• _Requirement_: Count every line that holds the string "Lowering", then give that number alone.

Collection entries
>>>>

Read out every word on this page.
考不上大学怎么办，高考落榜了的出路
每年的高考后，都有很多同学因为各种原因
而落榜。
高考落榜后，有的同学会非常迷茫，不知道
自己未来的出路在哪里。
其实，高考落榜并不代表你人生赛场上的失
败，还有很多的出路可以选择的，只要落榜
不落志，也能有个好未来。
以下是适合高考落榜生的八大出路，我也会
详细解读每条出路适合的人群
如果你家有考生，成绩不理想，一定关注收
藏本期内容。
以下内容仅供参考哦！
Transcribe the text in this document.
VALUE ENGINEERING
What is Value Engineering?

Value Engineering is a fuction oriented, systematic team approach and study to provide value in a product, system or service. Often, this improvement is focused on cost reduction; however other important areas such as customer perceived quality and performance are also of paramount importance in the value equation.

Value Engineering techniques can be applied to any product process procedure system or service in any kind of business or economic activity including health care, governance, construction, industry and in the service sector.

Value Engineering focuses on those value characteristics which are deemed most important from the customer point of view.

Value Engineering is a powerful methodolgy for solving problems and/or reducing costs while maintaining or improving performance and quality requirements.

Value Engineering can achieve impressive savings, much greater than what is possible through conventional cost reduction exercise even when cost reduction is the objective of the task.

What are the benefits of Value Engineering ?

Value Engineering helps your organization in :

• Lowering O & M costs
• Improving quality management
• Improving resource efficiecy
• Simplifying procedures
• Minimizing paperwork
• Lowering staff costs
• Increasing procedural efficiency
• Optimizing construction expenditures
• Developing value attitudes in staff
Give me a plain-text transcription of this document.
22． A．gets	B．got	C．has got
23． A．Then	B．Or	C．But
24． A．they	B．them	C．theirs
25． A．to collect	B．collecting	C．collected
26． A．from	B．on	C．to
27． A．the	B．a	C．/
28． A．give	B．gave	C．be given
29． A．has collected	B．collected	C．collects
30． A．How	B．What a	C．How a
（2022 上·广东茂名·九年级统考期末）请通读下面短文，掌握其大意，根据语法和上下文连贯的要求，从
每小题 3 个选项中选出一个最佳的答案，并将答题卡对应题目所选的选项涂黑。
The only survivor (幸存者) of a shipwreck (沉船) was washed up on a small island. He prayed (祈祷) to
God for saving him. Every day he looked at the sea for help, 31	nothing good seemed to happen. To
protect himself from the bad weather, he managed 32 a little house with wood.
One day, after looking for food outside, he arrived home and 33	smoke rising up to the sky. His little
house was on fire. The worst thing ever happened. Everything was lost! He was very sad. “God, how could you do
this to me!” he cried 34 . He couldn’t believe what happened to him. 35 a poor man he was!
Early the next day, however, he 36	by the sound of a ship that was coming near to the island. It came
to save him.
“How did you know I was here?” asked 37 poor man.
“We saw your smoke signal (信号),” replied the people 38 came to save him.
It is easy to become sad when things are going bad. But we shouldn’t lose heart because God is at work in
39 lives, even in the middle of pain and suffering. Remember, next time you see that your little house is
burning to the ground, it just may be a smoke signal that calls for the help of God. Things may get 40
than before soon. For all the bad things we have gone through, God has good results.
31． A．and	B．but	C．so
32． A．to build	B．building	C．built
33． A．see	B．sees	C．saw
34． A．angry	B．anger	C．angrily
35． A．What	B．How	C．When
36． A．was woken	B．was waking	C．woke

<<<<

• _Full solution_: 2